--- Input data ---

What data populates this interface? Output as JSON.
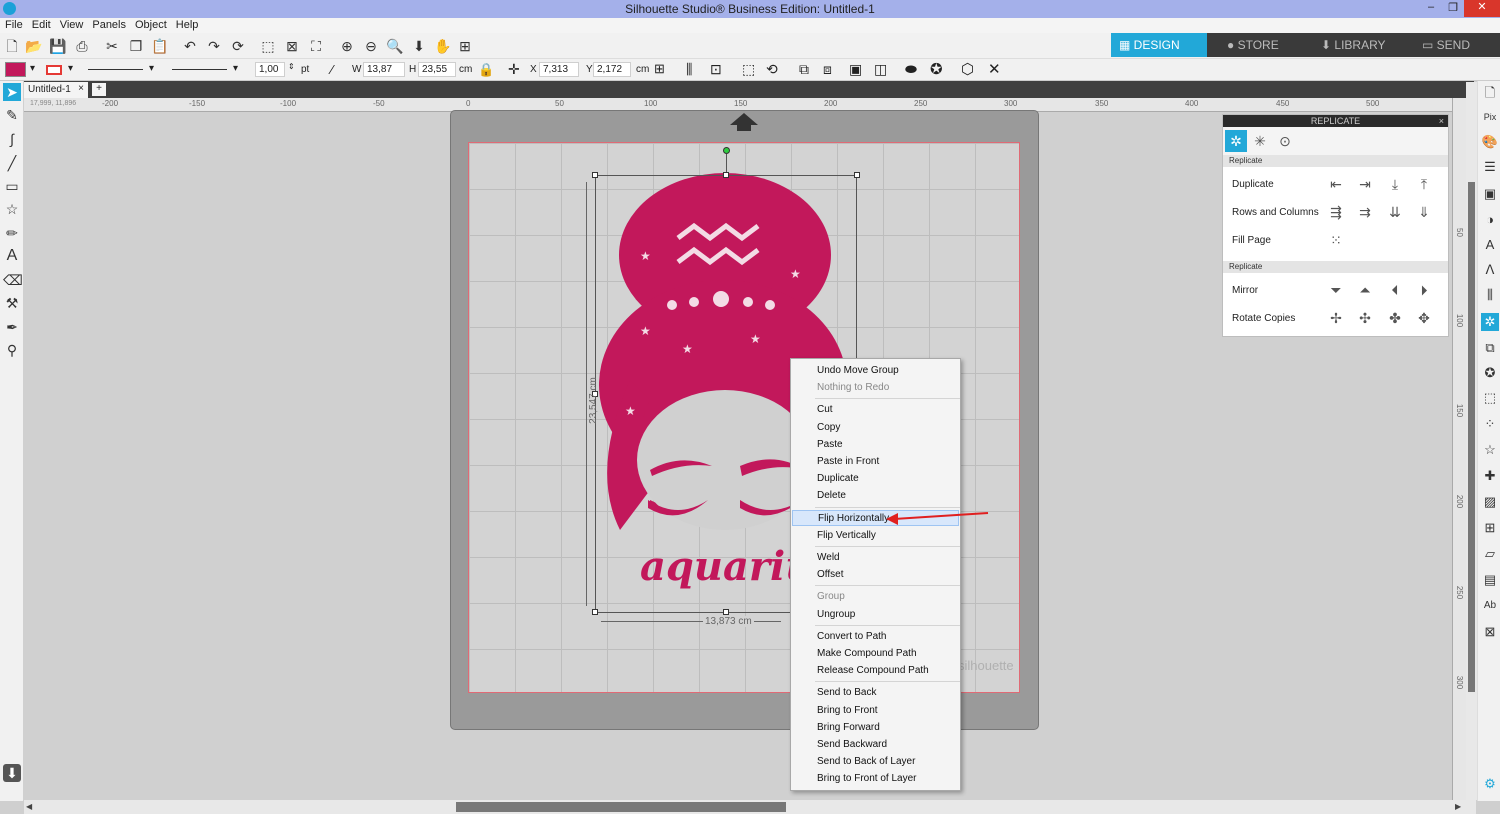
{
  "window": {
    "title": "Silhouette Studio® Business Edition: Untitled-1",
    "minimize": "–",
    "maximize": "❐",
    "close": "✕"
  },
  "menu": [
    "File",
    "Edit",
    "View",
    "Panels",
    "Object",
    "Help"
  ],
  "nav_tabs": [
    "DESIGN",
    "STORE",
    "LIBRARY",
    "SEND"
  ],
  "active_nav_tab": "DESIGN",
  "props": {
    "line_width_value": "1,00",
    "line_width_unit": "pt",
    "w_label": "W",
    "w_value": "13,87",
    "h_label": "H",
    "h_value": "23,55",
    "size_unit": "cm",
    "x_label": "X",
    "x_value": "7,313",
    "y_label": "Y",
    "y_value": "2,172",
    "pos_unit": "cm"
  },
  "document": {
    "tab_name": "Untitled-1",
    "close_tab": "×",
    "add_tab": "+"
  },
  "ruler": {
    "labels": [
      "-200",
      "-150",
      "-100",
      "-50",
      "0",
      "50",
      "100",
      "150",
      "200",
      "250",
      "300",
      "350",
      "400",
      "450",
      "500"
    ],
    "coord_readout": "17,999, 11,896",
    "v_labels": [
      "50",
      "100",
      "150",
      "200",
      "250",
      "300"
    ]
  },
  "design": {
    "text": "aquarius",
    "height_dim": "23,547 cm",
    "width_dim": "13,873 cm",
    "watermark": "silhouette",
    "fill_color": "#c2185b"
  },
  "context_menu": [
    {
      "label": "Undo Move Group",
      "enabled": true
    },
    {
      "label": "Nothing to Redo",
      "enabled": false
    },
    {
      "sep": true
    },
    {
      "label": "Cut",
      "enabled": true
    },
    {
      "label": "Copy",
      "enabled": true
    },
    {
      "label": "Paste",
      "enabled": true
    },
    {
      "label": "Paste in Front",
      "enabled": true
    },
    {
      "label": "Duplicate",
      "enabled": true
    },
    {
      "label": "Delete",
      "enabled": true
    },
    {
      "sep": true
    },
    {
      "label": "Flip Horizontally",
      "enabled": true,
      "highlighted": true
    },
    {
      "label": "Flip Vertically",
      "enabled": true
    },
    {
      "sep": true
    },
    {
      "label": "Weld",
      "enabled": true
    },
    {
      "label": "Offset",
      "enabled": true
    },
    {
      "sep": true
    },
    {
      "label": "Group",
      "enabled": false
    },
    {
      "label": "Ungroup",
      "enabled": true
    },
    {
      "sep": true
    },
    {
      "label": "Convert to Path",
      "enabled": true
    },
    {
      "label": "Make Compound Path",
      "enabled": true
    },
    {
      "label": "Release Compound Path",
      "enabled": true
    },
    {
      "sep": true
    },
    {
      "label": "Send to Back",
      "enabled": true
    },
    {
      "label": "Bring to Front",
      "enabled": true
    },
    {
      "label": "Bring Forward",
      "enabled": true
    },
    {
      "label": "Send Backward",
      "enabled": true
    },
    {
      "label": "Send to Back of Layer",
      "enabled": true
    },
    {
      "label": "Bring to Front of Layer",
      "enabled": true
    }
  ],
  "replicate_panel": {
    "title": "REPLICATE",
    "close": "×",
    "section1": "Replicate",
    "section2": "Replicate",
    "rows": {
      "duplicate": "Duplicate",
      "rows_columns": "Rows and Columns",
      "fill_page": "Fill Page",
      "mirror": "Mirror",
      "rotate_copies": "Rotate Copies"
    }
  },
  "colors": {
    "accent": "#22a8d8",
    "design_pink": "#c2185b",
    "annotation_red": "#e02020",
    "fill_swatch": "#c2185b",
    "stroke_swatch": "#e53935"
  }
}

---

What the exercise asks: Produce an exact copy of each line of data, skipping embedded images.

Solution to the problem:
What data populates this interface? Output as JSON.
{
  "window": {
    "title": "Silhouette Studio® Business Edition: Untitled-1",
    "minimize": "–",
    "maximize": "❐",
    "close": "✕"
  },
  "menu": [
    "File",
    "Edit",
    "View",
    "Panels",
    "Object",
    "Help"
  ],
  "nav_tabs": [
    "DESIGN",
    "STORE",
    "LIBRARY",
    "SEND"
  ],
  "active_nav_tab": "DESIGN",
  "props": {
    "line_width_value": "1,00",
    "line_width_unit": "pt",
    "w_label": "W",
    "w_value": "13,87",
    "h_label": "H",
    "h_value": "23,55",
    "size_unit": "cm",
    "x_label": "X",
    "x_value": "7,313",
    "y_label": "Y",
    "y_value": "2,172",
    "pos_unit": "cm"
  },
  "document": {
    "tab_name": "Untitled-1",
    "close_tab": "×",
    "add_tab": "+"
  },
  "ruler": {
    "labels": [
      "-200",
      "-150",
      "-100",
      "-50",
      "0",
      "50",
      "100",
      "150",
      "200",
      "250",
      "300",
      "350",
      "400",
      "450",
      "500"
    ],
    "coord_readout": "17,999, 11,896",
    "v_labels": [
      "50",
      "100",
      "150",
      "200",
      "250",
      "300"
    ]
  },
  "design": {
    "text": "aquarius",
    "height_dim": "23,547 cm",
    "width_dim": "13,873 cm",
    "watermark": "silhouette",
    "fill_color": "#c2185b"
  },
  "context_menu": [
    {
      "label": "Undo Move Group",
      "enabled": true
    },
    {
      "label": "Nothing to Redo",
      "enabled": false
    },
    {
      "sep": true
    },
    {
      "label": "Cut",
      "enabled": true
    },
    {
      "label": "Copy",
      "enabled": true
    },
    {
      "label": "Paste",
      "enabled": true
    },
    {
      "label": "Paste in Front",
      "enabled": true
    },
    {
      "label": "Duplicate",
      "enabled": true
    },
    {
      "label": "Delete",
      "enabled": true
    },
    {
      "sep": true
    },
    {
      "label": "Flip Horizontally",
      "enabled": true,
      "highlighted": true
    },
    {
      "label": "Flip Vertically",
      "enabled": true
    },
    {
      "sep": true
    },
    {
      "label": "Weld",
      "enabled": true
    },
    {
      "label": "Offset",
      "enabled": true
    },
    {
      "sep": true
    },
    {
      "label": "Group",
      "enabled": false
    },
    {
      "label": "Ungroup",
      "enabled": true
    },
    {
      "sep": true
    },
    {
      "label": "Convert to Path",
      "enabled": true
    },
    {
      "label": "Make Compound Path",
      "enabled": true
    },
    {
      "label": "Release Compound Path",
      "enabled": true
    },
    {
      "sep": true
    },
    {
      "label": "Send to Back",
      "enabled": true
    },
    {
      "label": "Bring to Front",
      "enabled": true
    },
    {
      "label": "Bring Forward",
      "enabled": true
    },
    {
      "label": "Send Backward",
      "enabled": true
    },
    {
      "label": "Send to Back of Layer",
      "enabled": true
    },
    {
      "label": "Bring to Front of Layer",
      "enabled": true
    }
  ],
  "replicate_panel": {
    "title": "REPLICATE",
    "close": "×",
    "section1": "Replicate",
    "section2": "Replicate",
    "rows": {
      "duplicate": "Duplicate",
      "rows_columns": "Rows and Columns",
      "fill_page": "Fill Page",
      "mirror": "Mirror",
      "rotate_copies": "Rotate Copies"
    }
  },
  "colors": {
    "accent": "#22a8d8",
    "design_pink": "#c2185b",
    "annotation_red": "#e02020",
    "fill_swatch": "#c2185b",
    "stroke_swatch": "#e53935"
  }
}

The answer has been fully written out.